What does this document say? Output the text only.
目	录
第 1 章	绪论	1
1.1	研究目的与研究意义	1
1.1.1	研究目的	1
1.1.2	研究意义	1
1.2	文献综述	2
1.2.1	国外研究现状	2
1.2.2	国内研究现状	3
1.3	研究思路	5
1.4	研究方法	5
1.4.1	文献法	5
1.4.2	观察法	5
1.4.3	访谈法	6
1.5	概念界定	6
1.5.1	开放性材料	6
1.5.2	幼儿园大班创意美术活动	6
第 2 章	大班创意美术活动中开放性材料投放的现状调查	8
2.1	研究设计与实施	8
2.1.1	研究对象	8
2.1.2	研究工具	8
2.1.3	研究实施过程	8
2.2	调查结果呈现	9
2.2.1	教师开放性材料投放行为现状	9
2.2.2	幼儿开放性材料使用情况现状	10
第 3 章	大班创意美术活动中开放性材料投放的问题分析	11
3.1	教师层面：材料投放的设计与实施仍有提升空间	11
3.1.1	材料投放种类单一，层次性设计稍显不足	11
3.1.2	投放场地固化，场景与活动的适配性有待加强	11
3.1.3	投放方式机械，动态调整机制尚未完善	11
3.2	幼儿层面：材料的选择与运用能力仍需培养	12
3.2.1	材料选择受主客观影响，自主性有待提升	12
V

++++++++++++++++++++

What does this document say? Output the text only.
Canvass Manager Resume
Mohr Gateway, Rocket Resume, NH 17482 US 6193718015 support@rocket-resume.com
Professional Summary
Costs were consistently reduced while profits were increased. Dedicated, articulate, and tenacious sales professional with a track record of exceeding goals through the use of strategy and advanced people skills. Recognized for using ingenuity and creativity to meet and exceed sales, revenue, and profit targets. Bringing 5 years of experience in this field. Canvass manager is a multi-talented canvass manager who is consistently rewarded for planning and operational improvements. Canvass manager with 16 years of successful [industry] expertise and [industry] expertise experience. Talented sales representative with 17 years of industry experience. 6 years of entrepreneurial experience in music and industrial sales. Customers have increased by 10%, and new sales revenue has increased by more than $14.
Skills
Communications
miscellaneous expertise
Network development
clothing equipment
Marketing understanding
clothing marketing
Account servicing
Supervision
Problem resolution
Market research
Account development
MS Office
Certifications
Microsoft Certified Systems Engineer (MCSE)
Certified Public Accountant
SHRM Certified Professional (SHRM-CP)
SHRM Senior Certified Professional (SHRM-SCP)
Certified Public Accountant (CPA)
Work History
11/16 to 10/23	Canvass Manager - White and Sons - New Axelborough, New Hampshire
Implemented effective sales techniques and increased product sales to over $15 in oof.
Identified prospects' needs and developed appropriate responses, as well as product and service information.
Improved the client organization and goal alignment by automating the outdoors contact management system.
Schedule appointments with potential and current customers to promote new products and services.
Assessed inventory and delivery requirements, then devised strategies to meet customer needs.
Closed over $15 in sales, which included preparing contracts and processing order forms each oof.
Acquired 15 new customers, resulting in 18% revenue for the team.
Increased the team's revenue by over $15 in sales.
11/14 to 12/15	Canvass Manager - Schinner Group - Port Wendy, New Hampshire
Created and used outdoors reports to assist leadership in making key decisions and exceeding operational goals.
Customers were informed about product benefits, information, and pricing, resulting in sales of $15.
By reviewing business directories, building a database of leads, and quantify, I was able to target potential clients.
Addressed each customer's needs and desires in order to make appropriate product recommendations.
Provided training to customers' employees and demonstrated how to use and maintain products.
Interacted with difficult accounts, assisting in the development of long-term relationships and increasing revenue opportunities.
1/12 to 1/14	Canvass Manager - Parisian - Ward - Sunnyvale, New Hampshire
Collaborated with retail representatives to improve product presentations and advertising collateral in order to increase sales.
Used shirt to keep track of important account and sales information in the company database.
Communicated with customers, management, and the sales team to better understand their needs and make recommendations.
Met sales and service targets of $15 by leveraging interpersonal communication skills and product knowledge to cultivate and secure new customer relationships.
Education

++++++++++++++++++++

_Written exercise_. Copy each line of the listing that contains the string "order".

_Reply to the task_.
Closed over $15 in sales, which included preparing contracts and processing order forms each oof.
Addressed each customer's needs and desires in order to make appropriate product recommendations.
Collaborated with retail representatives to improve product presentations and advertising collateral in order to increase sales.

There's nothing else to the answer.